Written instruction: Collect each line of the records containing the string "path".

Input material:
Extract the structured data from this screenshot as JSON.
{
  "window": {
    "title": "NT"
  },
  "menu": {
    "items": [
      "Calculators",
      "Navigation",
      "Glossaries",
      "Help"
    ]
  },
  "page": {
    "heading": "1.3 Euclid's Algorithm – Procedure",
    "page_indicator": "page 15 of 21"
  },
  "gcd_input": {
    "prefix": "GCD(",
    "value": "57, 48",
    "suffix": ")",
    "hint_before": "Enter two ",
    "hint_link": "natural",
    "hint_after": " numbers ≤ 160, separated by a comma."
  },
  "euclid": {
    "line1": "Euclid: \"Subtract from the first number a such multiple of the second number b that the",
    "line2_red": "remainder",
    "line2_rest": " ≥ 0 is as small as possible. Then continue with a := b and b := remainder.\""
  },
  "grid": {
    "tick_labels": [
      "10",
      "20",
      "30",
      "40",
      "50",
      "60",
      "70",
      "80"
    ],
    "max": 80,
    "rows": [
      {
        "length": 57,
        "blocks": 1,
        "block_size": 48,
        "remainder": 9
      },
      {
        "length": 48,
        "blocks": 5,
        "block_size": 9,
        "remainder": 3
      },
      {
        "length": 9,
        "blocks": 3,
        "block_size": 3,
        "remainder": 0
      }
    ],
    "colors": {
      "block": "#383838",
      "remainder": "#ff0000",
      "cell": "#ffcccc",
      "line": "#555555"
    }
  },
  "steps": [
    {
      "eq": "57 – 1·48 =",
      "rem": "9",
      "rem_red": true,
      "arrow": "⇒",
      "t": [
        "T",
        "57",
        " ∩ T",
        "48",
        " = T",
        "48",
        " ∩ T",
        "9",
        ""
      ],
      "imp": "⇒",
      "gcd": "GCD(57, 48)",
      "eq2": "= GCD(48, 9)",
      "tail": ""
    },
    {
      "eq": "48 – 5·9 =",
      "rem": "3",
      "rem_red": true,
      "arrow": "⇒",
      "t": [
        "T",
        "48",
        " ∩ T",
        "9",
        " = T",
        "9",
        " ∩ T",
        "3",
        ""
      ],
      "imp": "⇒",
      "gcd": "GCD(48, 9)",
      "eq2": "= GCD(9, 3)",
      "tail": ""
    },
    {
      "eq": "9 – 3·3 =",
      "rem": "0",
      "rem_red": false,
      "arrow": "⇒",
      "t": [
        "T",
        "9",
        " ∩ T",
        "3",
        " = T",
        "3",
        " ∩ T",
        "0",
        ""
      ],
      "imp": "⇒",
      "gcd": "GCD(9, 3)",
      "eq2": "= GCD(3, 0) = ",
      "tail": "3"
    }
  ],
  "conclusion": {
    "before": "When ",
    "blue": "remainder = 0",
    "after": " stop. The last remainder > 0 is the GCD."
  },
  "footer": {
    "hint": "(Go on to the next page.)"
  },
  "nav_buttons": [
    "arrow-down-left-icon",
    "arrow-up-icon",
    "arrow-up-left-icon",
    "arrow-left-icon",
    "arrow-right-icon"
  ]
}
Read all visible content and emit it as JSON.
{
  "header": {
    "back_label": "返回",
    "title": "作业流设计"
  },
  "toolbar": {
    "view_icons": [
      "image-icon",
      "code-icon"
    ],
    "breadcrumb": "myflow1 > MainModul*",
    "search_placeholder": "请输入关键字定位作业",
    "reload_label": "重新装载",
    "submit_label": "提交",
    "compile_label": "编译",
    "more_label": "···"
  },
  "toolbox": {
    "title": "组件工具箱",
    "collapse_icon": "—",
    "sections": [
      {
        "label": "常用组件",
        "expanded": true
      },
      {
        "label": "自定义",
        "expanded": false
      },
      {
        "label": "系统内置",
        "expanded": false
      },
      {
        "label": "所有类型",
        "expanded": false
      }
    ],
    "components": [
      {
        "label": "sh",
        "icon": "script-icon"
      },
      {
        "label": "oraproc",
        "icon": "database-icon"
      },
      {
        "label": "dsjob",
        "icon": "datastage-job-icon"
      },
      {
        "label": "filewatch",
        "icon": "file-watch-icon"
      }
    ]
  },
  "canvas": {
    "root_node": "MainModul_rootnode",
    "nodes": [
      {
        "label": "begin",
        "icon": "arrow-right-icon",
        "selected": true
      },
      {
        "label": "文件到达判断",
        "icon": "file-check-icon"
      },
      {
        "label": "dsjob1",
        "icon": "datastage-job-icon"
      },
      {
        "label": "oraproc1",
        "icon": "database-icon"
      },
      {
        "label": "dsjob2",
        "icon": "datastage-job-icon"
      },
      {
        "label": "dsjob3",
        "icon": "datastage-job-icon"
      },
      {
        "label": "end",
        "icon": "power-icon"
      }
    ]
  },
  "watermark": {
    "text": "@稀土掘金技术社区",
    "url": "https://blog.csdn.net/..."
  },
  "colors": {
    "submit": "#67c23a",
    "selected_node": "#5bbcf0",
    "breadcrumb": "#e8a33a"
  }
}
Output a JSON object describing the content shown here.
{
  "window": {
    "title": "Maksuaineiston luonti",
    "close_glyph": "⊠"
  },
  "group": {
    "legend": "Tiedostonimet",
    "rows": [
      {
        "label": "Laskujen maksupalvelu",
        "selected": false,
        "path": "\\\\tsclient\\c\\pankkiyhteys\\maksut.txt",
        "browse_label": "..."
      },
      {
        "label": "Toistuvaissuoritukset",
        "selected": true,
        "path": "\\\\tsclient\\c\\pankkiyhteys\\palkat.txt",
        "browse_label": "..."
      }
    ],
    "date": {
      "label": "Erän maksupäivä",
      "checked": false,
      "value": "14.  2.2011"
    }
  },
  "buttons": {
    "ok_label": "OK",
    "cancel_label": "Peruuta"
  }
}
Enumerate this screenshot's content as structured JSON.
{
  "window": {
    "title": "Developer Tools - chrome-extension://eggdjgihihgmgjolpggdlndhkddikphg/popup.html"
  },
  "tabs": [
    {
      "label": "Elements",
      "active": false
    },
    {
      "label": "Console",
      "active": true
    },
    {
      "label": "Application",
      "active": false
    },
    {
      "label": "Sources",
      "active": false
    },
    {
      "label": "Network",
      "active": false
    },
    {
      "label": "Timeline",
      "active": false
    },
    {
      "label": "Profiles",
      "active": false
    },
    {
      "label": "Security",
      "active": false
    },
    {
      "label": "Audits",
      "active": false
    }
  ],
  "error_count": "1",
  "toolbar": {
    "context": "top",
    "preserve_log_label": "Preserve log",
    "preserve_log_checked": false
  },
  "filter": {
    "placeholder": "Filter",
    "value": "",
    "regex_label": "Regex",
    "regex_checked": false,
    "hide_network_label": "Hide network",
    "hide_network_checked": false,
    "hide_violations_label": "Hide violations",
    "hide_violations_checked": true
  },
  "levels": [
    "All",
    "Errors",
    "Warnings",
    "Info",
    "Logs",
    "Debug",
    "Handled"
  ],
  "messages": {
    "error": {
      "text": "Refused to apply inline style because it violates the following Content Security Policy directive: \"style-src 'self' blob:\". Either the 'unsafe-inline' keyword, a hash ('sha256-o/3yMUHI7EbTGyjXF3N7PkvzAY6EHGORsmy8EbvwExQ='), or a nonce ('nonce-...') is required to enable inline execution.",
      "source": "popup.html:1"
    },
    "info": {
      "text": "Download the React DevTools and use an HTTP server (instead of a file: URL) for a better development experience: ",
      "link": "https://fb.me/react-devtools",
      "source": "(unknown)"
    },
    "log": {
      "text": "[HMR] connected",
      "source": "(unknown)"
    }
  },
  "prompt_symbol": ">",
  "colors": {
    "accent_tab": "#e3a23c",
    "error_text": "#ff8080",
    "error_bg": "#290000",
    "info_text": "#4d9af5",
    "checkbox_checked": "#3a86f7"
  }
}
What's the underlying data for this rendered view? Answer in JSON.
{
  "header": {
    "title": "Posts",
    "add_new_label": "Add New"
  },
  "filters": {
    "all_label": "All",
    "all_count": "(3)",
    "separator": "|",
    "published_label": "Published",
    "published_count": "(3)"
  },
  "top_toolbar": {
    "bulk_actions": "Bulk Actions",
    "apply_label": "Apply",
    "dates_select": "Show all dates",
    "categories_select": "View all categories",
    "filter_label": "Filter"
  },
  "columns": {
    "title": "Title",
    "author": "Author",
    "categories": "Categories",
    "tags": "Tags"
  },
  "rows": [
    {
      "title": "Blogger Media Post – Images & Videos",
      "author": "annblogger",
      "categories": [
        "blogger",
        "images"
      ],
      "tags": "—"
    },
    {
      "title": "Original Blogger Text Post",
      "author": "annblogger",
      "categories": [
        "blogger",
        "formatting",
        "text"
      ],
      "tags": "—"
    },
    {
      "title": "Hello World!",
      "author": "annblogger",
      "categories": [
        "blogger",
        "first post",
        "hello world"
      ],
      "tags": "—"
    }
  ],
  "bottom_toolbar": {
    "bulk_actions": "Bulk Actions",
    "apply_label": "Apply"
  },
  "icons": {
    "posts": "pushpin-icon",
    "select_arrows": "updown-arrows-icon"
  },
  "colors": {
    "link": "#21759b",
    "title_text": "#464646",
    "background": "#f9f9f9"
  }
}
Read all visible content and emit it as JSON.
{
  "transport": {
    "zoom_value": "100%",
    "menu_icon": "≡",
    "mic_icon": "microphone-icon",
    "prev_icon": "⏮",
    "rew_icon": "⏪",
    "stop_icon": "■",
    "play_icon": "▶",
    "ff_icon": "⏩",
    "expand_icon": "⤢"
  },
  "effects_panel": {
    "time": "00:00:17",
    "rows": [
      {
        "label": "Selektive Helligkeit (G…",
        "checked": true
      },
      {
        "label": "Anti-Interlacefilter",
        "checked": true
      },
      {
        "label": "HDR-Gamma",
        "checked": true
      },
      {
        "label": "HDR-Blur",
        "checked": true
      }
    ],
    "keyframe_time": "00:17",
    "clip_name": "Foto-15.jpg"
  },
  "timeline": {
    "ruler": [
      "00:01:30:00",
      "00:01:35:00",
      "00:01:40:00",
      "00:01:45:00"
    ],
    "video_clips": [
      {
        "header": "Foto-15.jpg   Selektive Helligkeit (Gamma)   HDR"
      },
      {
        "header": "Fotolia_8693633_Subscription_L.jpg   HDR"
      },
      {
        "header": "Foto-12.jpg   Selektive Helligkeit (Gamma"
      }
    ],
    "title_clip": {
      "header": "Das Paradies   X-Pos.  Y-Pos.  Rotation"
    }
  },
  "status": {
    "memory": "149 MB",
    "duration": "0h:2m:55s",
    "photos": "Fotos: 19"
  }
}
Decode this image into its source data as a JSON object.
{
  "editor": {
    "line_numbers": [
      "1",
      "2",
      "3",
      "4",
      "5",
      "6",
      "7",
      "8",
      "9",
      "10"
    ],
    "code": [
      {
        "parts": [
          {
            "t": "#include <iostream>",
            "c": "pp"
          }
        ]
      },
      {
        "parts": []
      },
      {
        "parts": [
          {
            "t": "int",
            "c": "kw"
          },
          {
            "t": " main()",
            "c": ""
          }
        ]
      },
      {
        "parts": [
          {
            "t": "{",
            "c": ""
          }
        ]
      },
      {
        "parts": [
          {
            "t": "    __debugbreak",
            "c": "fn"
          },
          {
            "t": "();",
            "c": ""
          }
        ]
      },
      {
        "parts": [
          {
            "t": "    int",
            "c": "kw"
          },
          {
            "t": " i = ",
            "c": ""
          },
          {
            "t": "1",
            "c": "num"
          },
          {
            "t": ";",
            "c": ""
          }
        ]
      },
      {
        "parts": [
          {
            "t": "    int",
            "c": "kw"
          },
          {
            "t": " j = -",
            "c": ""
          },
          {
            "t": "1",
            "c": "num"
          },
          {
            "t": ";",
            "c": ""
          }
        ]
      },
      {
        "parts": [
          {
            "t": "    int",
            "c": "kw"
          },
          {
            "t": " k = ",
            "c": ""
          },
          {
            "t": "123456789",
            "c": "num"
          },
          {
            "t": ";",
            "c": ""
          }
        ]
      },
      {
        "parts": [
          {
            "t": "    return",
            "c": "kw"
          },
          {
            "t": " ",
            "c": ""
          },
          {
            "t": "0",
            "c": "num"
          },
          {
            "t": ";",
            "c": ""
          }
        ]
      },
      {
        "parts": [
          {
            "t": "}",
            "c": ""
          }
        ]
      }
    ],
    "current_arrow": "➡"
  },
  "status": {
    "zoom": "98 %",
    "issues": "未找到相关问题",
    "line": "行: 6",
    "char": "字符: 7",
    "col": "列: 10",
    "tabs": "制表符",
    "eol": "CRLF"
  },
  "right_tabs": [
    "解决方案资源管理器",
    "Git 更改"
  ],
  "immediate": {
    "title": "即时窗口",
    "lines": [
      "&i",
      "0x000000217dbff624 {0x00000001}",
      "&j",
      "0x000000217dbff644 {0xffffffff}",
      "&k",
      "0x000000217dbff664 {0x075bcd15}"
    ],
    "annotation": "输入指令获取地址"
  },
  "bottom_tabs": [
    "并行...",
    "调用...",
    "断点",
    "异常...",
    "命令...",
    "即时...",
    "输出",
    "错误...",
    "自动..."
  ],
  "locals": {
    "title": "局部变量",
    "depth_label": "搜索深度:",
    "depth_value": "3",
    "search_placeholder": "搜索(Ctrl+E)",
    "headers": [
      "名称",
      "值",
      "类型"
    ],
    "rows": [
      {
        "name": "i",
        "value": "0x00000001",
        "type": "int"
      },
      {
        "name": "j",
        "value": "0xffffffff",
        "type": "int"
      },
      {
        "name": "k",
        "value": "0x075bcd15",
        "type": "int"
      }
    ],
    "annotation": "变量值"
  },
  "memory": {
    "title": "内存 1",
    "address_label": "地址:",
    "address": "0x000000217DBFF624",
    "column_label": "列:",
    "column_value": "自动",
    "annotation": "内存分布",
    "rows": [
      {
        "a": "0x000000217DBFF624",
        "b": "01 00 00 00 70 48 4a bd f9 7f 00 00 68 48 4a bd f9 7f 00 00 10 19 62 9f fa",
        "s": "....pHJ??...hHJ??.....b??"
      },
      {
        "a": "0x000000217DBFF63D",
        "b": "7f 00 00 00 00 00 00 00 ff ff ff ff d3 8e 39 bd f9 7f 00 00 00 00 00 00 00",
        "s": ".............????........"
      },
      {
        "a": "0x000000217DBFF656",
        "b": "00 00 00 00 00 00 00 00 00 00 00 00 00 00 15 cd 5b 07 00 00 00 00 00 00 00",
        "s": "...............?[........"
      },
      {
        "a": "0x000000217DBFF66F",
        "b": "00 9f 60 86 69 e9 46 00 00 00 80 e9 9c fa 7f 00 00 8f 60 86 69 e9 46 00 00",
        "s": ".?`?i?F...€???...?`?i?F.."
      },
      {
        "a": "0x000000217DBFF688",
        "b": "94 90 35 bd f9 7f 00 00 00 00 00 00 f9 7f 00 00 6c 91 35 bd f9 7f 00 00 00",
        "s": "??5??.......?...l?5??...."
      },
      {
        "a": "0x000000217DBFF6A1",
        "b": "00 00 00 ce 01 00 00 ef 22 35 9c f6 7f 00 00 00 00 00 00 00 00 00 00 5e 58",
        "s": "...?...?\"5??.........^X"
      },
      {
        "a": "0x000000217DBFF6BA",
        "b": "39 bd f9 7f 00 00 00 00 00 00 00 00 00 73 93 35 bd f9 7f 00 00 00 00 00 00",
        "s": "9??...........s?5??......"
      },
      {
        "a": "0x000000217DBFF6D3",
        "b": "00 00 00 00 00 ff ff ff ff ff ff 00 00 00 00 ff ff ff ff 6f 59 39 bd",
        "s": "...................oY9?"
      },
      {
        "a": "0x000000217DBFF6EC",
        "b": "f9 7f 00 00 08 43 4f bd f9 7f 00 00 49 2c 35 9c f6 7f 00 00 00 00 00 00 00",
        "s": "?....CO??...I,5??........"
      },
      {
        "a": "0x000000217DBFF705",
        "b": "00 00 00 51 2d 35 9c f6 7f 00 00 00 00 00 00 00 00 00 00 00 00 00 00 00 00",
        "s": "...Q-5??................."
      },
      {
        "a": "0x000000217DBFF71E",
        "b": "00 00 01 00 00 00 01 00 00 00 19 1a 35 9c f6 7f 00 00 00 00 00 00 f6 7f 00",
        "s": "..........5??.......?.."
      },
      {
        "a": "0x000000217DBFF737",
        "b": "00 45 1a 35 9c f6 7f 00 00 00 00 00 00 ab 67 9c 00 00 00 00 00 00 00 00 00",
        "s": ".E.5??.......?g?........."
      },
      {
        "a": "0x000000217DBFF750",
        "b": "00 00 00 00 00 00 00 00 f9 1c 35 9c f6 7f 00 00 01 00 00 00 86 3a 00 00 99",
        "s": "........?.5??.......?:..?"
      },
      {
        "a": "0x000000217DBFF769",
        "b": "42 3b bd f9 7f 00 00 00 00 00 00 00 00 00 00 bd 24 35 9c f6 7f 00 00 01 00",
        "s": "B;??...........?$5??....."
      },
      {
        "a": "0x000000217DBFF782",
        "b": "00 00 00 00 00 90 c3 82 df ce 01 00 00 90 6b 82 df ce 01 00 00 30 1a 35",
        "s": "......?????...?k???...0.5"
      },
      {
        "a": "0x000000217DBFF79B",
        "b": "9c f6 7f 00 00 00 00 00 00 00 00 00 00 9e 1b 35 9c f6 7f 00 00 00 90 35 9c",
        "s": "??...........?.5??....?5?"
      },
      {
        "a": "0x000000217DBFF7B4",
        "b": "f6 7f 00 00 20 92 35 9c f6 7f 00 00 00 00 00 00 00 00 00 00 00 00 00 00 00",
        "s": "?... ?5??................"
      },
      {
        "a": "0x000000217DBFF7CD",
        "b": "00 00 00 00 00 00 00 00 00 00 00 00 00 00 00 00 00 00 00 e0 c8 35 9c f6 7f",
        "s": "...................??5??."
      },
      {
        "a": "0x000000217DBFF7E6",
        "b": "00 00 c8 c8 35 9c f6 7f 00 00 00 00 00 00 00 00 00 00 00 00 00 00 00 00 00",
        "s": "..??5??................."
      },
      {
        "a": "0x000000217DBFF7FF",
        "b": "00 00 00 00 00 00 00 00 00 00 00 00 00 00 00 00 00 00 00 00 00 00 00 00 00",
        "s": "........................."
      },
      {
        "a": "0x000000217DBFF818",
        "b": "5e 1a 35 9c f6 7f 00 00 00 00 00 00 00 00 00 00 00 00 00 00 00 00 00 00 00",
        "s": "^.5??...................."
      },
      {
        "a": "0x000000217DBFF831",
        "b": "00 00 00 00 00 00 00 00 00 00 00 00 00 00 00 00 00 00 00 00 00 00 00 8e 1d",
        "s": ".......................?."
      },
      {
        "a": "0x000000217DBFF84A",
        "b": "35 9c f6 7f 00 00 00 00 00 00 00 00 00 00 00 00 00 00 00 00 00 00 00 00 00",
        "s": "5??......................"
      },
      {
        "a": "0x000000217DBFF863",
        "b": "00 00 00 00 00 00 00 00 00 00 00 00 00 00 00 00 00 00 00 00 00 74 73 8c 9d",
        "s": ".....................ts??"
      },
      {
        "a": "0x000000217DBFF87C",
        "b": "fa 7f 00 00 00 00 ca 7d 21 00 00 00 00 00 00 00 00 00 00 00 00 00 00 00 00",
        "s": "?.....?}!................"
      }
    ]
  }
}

Answer in full:
        "path": "\\\\tsclient\\c\\pankkiyhteys\\maksut.txt",
        "path": "\\\\tsclient\\c\\pankkiyhteys\\palkat.txt",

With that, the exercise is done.